MATERIAL FOR THIS TASK:
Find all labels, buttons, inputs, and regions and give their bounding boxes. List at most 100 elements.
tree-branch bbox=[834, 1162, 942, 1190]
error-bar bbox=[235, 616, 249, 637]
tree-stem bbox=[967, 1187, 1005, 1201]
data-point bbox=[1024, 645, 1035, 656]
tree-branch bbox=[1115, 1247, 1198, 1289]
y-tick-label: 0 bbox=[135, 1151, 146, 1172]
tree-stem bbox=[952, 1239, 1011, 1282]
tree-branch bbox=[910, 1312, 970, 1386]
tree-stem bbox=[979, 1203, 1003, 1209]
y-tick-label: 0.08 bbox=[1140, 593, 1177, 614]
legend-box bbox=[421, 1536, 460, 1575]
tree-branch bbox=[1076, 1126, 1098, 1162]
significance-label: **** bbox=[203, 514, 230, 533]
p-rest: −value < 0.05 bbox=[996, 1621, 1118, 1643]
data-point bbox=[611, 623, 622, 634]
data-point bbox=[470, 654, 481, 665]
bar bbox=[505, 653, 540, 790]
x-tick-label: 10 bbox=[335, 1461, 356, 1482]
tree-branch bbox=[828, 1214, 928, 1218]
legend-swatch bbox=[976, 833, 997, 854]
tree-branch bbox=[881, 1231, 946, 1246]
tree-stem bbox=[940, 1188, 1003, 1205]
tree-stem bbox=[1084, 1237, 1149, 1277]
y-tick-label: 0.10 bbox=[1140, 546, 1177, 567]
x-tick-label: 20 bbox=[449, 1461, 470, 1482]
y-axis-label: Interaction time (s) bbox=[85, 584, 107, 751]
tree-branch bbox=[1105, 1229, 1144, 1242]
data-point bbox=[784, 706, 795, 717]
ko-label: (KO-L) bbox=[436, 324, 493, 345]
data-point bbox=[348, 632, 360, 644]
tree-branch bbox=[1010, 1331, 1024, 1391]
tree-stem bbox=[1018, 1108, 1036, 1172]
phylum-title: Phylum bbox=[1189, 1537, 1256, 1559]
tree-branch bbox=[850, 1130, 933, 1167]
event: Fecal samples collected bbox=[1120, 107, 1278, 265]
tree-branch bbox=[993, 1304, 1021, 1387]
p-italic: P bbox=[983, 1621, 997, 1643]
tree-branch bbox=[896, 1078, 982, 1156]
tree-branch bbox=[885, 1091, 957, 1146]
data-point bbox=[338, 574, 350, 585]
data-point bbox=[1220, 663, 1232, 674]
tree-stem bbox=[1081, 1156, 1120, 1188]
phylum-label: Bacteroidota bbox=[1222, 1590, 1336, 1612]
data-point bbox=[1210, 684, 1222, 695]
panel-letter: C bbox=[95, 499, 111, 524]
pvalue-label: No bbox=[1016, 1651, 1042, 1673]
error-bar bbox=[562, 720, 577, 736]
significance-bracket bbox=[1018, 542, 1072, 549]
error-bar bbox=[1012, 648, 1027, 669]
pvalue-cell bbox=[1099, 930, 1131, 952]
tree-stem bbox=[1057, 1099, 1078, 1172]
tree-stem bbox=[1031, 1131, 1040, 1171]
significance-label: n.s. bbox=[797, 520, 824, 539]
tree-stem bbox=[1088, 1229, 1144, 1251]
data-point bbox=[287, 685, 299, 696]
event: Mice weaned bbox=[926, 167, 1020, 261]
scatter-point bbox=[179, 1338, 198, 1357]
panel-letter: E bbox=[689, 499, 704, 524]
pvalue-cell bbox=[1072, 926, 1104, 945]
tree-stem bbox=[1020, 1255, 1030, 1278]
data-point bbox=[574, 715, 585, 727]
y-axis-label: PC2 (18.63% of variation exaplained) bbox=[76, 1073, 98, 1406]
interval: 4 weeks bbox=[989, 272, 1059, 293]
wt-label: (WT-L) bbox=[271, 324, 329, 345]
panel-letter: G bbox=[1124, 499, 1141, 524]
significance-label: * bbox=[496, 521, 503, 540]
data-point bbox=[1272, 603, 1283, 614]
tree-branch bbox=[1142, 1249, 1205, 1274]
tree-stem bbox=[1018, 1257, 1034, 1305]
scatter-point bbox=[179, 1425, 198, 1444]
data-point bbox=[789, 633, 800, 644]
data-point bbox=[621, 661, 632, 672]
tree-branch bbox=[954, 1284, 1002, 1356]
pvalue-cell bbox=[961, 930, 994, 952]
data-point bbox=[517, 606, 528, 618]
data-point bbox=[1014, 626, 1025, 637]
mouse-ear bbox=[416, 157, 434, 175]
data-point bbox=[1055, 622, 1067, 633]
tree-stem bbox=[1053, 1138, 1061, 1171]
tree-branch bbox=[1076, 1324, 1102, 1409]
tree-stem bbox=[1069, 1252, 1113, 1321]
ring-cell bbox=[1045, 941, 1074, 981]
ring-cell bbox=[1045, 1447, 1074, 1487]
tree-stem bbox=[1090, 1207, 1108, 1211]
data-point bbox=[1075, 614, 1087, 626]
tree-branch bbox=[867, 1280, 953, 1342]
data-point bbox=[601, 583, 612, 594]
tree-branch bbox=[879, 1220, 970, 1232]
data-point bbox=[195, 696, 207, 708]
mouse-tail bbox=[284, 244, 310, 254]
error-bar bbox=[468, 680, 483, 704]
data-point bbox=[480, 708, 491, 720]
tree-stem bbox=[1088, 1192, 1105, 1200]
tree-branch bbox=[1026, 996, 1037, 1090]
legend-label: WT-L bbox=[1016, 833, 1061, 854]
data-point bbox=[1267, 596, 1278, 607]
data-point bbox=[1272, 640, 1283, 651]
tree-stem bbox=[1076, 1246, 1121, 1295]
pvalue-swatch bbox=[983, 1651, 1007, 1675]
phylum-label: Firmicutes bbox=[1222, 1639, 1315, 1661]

GOAL: Reproduce every line of the records above verbatim.

ANSWER:
Find all labels, buttons, inputs, and regions and give their bounding boxes. List at most 100 elements.
tree-branch bbox=[834, 1162, 942, 1190]
error-bar bbox=[235, 616, 249, 637]
tree-stem bbox=[967, 1187, 1005, 1201]
data-point bbox=[1024, 645, 1035, 656]
tree-branch bbox=[1115, 1247, 1198, 1289]
y-tick-label: 0 bbox=[135, 1151, 146, 1172]
tree-stem bbox=[952, 1239, 1011, 1282]
tree-branch bbox=[910, 1312, 970, 1386]
tree-stem bbox=[979, 1203, 1003, 1209]
y-tick-label: 0.08 bbox=[1140, 593, 1177, 614]
legend-box bbox=[421, 1536, 460, 1575]
tree-branch bbox=[1076, 1126, 1098, 1162]
significance-label: **** bbox=[203, 514, 230, 533]
p-rest: −value < 0.05 bbox=[996, 1621, 1118, 1643]
data-point bbox=[611, 623, 622, 634]
data-point bbox=[470, 654, 481, 665]
bar bbox=[505, 653, 540, 790]
x-tick-label: 10 bbox=[335, 1461, 356, 1482]
tree-branch bbox=[828, 1214, 928, 1218]
legend-swatch bbox=[976, 833, 997, 854]
tree-branch bbox=[881, 1231, 946, 1246]
tree-stem bbox=[940, 1188, 1003, 1205]
tree-stem bbox=[1084, 1237, 1149, 1277]
y-tick-label: 0.10 bbox=[1140, 546, 1177, 567]
x-tick-label: 20 bbox=[449, 1461, 470, 1482]
y-axis-label: Interaction time (s) bbox=[85, 584, 107, 751]
tree-branch bbox=[1105, 1229, 1144, 1242]
data-point bbox=[784, 706, 795, 717]
ko-label: (KO-L) bbox=[436, 324, 493, 345]
data-point bbox=[348, 632, 360, 644]
tree-branch bbox=[1010, 1331, 1024, 1391]
tree-stem bbox=[1018, 1108, 1036, 1172]
phylum-title: Phylum bbox=[1189, 1537, 1256, 1559]
tree-branch bbox=[850, 1130, 933, 1167]
event: Fecal samples collected bbox=[1120, 107, 1278, 265]
tree-branch bbox=[993, 1304, 1021, 1387]
p-italic: P bbox=[983, 1621, 997, 1643]
tree-branch bbox=[896, 1078, 982, 1156]
tree-branch bbox=[885, 1091, 957, 1146]
data-point bbox=[338, 574, 350, 585]
data-point bbox=[1220, 663, 1232, 674]
tree-stem bbox=[1081, 1156, 1120, 1188]
phylum-label: Bacteroidota bbox=[1222, 1590, 1336, 1612]
data-point bbox=[1210, 684, 1222, 695]
panel-letter: C bbox=[95, 499, 111, 524]
pvalue-label: No bbox=[1016, 1651, 1042, 1673]
error-bar bbox=[562, 720, 577, 736]
significance-bracket bbox=[1018, 542, 1072, 549]
error-bar bbox=[1012, 648, 1027, 669]
pvalue-cell bbox=[1099, 930, 1131, 952]
tree-stem bbox=[1057, 1099, 1078, 1172]
tree-stem bbox=[1031, 1131, 1040, 1171]
significance-label: n.s. bbox=[797, 520, 824, 539]
tree-stem bbox=[1088, 1229, 1144, 1251]
data-point bbox=[287, 685, 299, 696]
event: Mice weaned bbox=[926, 167, 1020, 261]
scatter-point bbox=[179, 1338, 198, 1357]
panel-letter: E bbox=[689, 499, 704, 524]
pvalue-cell bbox=[1072, 926, 1104, 945]
tree-stem bbox=[1020, 1255, 1030, 1278]
data-point bbox=[574, 715, 585, 727]
y-axis-label: PC2 (18.63% of variation exaplained) bbox=[76, 1073, 98, 1406]
interval: 4 weeks bbox=[989, 272, 1059, 293]
wt-label: (WT-L) bbox=[271, 324, 329, 345]
panel-letter: G bbox=[1124, 499, 1141, 524]
significance-label: * bbox=[496, 521, 503, 540]
data-point bbox=[1272, 603, 1283, 614]
tree-branch bbox=[1142, 1249, 1205, 1274]
tree-stem bbox=[1018, 1257, 1034, 1305]
scatter-point bbox=[179, 1425, 198, 1444]
data-point bbox=[789, 633, 800, 644]
data-point bbox=[621, 661, 632, 672]
tree-branch bbox=[954, 1284, 1002, 1356]
pvalue-cell bbox=[961, 930, 994, 952]
data-point bbox=[517, 606, 528, 618]
data-point bbox=[1014, 626, 1025, 637]
mouse-ear bbox=[416, 157, 434, 175]
data-point bbox=[1055, 622, 1067, 633]
tree-stem bbox=[1053, 1138, 1061, 1171]
tree-branch bbox=[1076, 1324, 1102, 1409]
tree-stem bbox=[1069, 1252, 1113, 1321]
ring-cell bbox=[1045, 941, 1074, 981]
ring-cell bbox=[1045, 1447, 1074, 1487]
tree-stem bbox=[1090, 1207, 1108, 1211]
data-point bbox=[1075, 614, 1087, 626]
tree-branch bbox=[867, 1280, 953, 1342]
data-point bbox=[601, 583, 612, 594]
tree-branch bbox=[879, 1220, 970, 1232]
data-point bbox=[195, 696, 207, 708]
mouse-tail bbox=[284, 244, 310, 254]
error-bar bbox=[468, 680, 483, 704]
data-point bbox=[480, 708, 491, 720]
tree-stem bbox=[1088, 1192, 1105, 1200]
tree-branch bbox=[1026, 996, 1037, 1090]
legend-label: WT-L bbox=[1016, 833, 1061, 854]
data-point bbox=[1267, 596, 1278, 607]
data-point bbox=[1272, 640, 1283, 651]
tree-stem bbox=[1076, 1246, 1121, 1295]
pvalue-swatch bbox=[983, 1651, 1007, 1675]
phylum-label: Firmicutes bbox=[1222, 1639, 1315, 1661]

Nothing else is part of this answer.